→ Set problem: In this exercise, reproduce all the entries that follow exactly.

→ Information provided:
⁂
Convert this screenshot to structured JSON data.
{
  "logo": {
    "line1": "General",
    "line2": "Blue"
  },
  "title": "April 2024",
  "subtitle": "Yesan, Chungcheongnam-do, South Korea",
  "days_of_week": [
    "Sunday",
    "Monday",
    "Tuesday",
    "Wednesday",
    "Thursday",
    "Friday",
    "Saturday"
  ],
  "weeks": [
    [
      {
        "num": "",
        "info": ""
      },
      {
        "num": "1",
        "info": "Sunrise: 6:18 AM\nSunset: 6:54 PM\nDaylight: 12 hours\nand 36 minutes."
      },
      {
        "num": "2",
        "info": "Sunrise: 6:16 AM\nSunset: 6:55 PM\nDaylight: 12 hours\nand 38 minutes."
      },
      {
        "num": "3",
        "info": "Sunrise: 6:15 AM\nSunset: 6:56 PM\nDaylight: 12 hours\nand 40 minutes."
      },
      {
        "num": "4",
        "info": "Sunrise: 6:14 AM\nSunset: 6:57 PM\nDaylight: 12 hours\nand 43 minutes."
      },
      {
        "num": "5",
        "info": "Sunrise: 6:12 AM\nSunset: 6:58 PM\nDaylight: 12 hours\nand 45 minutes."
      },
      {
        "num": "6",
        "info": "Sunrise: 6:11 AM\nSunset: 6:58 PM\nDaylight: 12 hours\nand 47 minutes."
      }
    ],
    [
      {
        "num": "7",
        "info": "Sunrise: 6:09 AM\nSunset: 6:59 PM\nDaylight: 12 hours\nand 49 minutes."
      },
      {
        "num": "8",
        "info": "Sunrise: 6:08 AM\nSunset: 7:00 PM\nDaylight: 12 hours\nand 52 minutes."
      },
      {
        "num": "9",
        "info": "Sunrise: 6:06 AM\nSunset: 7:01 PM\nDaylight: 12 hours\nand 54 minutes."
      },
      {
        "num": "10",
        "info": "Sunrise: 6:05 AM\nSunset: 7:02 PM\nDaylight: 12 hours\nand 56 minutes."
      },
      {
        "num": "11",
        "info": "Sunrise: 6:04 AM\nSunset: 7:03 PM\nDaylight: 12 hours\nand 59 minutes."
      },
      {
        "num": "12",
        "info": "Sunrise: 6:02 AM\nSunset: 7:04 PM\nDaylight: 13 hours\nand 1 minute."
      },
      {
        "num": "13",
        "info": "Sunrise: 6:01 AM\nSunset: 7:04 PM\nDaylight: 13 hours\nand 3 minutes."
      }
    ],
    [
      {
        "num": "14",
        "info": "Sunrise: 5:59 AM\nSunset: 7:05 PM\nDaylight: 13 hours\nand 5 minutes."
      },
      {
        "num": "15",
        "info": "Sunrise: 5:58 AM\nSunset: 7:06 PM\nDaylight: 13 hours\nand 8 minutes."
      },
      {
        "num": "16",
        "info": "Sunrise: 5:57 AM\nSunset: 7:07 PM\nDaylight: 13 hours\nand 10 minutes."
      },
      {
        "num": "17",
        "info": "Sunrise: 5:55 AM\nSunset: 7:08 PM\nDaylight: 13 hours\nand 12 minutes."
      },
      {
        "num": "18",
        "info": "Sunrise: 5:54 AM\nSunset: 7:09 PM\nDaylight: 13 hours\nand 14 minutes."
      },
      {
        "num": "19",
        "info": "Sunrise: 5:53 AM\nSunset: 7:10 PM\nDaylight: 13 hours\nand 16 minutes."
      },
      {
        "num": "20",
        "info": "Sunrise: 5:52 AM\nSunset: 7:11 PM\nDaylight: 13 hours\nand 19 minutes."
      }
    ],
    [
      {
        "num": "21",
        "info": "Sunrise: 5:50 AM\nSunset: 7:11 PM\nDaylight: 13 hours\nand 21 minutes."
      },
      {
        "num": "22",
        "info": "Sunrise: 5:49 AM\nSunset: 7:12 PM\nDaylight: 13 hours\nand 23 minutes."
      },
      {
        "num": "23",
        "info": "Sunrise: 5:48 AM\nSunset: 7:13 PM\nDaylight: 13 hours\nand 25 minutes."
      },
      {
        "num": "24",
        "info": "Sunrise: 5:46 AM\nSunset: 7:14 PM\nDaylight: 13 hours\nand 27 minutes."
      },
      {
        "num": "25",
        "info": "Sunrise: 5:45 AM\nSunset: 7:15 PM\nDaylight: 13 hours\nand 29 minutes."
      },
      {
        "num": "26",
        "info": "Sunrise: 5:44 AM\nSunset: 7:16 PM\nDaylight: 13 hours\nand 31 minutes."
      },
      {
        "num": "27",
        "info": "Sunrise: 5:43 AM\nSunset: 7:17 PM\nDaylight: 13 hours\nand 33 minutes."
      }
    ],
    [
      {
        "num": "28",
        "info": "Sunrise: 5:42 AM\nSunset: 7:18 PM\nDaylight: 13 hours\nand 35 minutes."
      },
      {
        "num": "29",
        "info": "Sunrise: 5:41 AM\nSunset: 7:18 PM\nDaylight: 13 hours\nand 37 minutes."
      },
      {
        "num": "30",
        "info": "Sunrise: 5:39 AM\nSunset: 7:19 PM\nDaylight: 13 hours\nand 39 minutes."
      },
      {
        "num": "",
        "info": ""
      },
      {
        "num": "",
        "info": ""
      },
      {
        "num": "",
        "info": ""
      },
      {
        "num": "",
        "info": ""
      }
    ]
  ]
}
⁂
→ Correct output:
Convert this screenshot to structured JSON data.
{
  "logo": {
    "line1": "General",
    "line2": "Blue"
  },
  "title": "April 2024",
  "subtitle": "Yesan, Chungcheongnam-do, South Korea",
  "days_of_week": [
    "Sunday",
    "Monday",
    "Tuesday",
    "Wednesday",
    "Thursday",
    "Friday",
    "Saturday"
  ],
  "weeks": [
    [
      {
        "num": "",
        "info": ""
      },
      {
        "num": "1",
        "info": "Sunrise: 6:18 AM\nSunset: 6:54 PM\nDaylight: 12 hours\nand 36 minutes."
      },
      {
        "num": "2",
        "info": "Sunrise: 6:16 AM\nSunset: 6:55 PM\nDaylight: 12 hours\nand 38 minutes."
      },
      {
        "num": "3",
        "info": "Sunrise: 6:15 AM\nSunset: 6:56 PM\nDaylight: 12 hours\nand 40 minutes."
      },
      {
        "num": "4",
        "info": "Sunrise: 6:14 AM\nSunset: 6:57 PM\nDaylight: 12 hours\nand 43 minutes."
      },
      {
        "num": "5",
        "info": "Sunrise: 6:12 AM\nSunset: 6:58 PM\nDaylight: 12 hours\nand 45 minutes."
      },
      {
        "num": "6",
        "info": "Sunrise: 6:11 AM\nSunset: 6:58 PM\nDaylight: 12 hours\nand 47 minutes."
      }
    ],
    [
      {
        "num": "7",
        "info": "Sunrise: 6:09 AM\nSunset: 6:59 PM\nDaylight: 12 hours\nand 49 minutes."
      },
      {
        "num": "8",
        "info": "Sunrise: 6:08 AM\nSunset: 7:00 PM\nDaylight: 12 hours\nand 52 minutes."
      },
      {
        "num": "9",
        "info": "Sunrise: 6:06 AM\nSunset: 7:01 PM\nDaylight: 12 hours\nand 54 minutes."
      },
      {
        "num": "10",
        "info": "Sunrise: 6:05 AM\nSunset: 7:02 PM\nDaylight: 12 hours\nand 56 minutes."
      },
      {
        "num": "11",
        "info": "Sunrise: 6:04 AM\nSunset: 7:03 PM\nDaylight: 12 hours\nand 59 minutes."
      },
      {
        "num": "12",
        "info": "Sunrise: 6:02 AM\nSunset: 7:04 PM\nDaylight: 13 hours\nand 1 minute."
      },
      {
        "num": "13",
        "info": "Sunrise: 6:01 AM\nSunset: 7:04 PM\nDaylight: 13 hours\nand 3 minutes."
      }
    ],
    [
      {
        "num": "14",
        "info": "Sunrise: 5:59 AM\nSunset: 7:05 PM\nDaylight: 13 hours\nand 5 minutes."
      },
      {
        "num": "15",
        "info": "Sunrise: 5:58 AM\nSunset: 7:06 PM\nDaylight: 13 hours\nand 8 minutes."
      },
      {
        "num": "16",
        "info": "Sunrise: 5:57 AM\nSunset: 7:07 PM\nDaylight: 13 hours\nand 10 minutes."
      },
      {
        "num": "17",
        "info": "Sunrise: 5:55 AM\nSunset: 7:08 PM\nDaylight: 13 hours\nand 12 minutes."
      },
      {
        "num": "18",
        "info": "Sunrise: 5:54 AM\nSunset: 7:09 PM\nDaylight: 13 hours\nand 14 minutes."
      },
      {
        "num": "19",
        "info": "Sunrise: 5:53 AM\nSunset: 7:10 PM\nDaylight: 13 hours\nand 16 minutes."
      },
      {
        "num": "20",
        "info": "Sunrise: 5:52 AM\nSunset: 7:11 PM\nDaylight: 13 hours\nand 19 minutes."
      }
    ],
    [
      {
        "num": "21",
        "info": "Sunrise: 5:50 AM\nSunset: 7:11 PM\nDaylight: 13 hours\nand 21 minutes."
      },
      {
        "num": "22",
        "info": "Sunrise: 5:49 AM\nSunset: 7:12 PM\nDaylight: 13 hours\nand 23 minutes."
      },
      {
        "num": "23",
        "info": "Sunrise: 5:48 AM\nSunset: 7:13 PM\nDaylight: 13 hours\nand 25 minutes."
      },
      {
        "num": "24",
        "info": "Sunrise: 5:46 AM\nSunset: 7:14 PM\nDaylight: 13 hours\nand 27 minutes."
      },
      {
        "num": "25",
        "info": "Sunrise: 5:45 AM\nSunset: 7:15 PM\nDaylight: 13 hours\nand 29 minutes."
      },
      {
        "num": "26",
        "info": "Sunrise: 5:44 AM\nSunset: 7:16 PM\nDaylight: 13 hours\nand 31 minutes."
      },
      {
        "num": "27",
        "info": "Sunrise: 5:43 AM\nSunset: 7:17 PM\nDaylight: 13 hours\nand 33 minutes."
      }
    ],
    [
      {
        "num": "28",
        "info": "Sunrise: 5:42 AM\nSunset: 7:18 PM\nDaylight: 13 hours\nand 35 minutes."
      },
      {
        "num": "29",
        "info": "Sunrise: 5:41 AM\nSunset: 7:18 PM\nDaylight: 13 hours\nand 37 minutes."
      },
      {
        "num": "30",
        "info": "Sunrise: 5:39 AM\nSunset: 7:19 PM\nDaylight: 13 hours\nand 39 minutes."
      },
      {
        "num": "",
        "info": ""
      },
      {
        "num": "",
        "info": ""
      },
      {
        "num": "",
        "info": ""
      },
      {
        "num": "",
        "info": ""
      }
    ]
  ]
}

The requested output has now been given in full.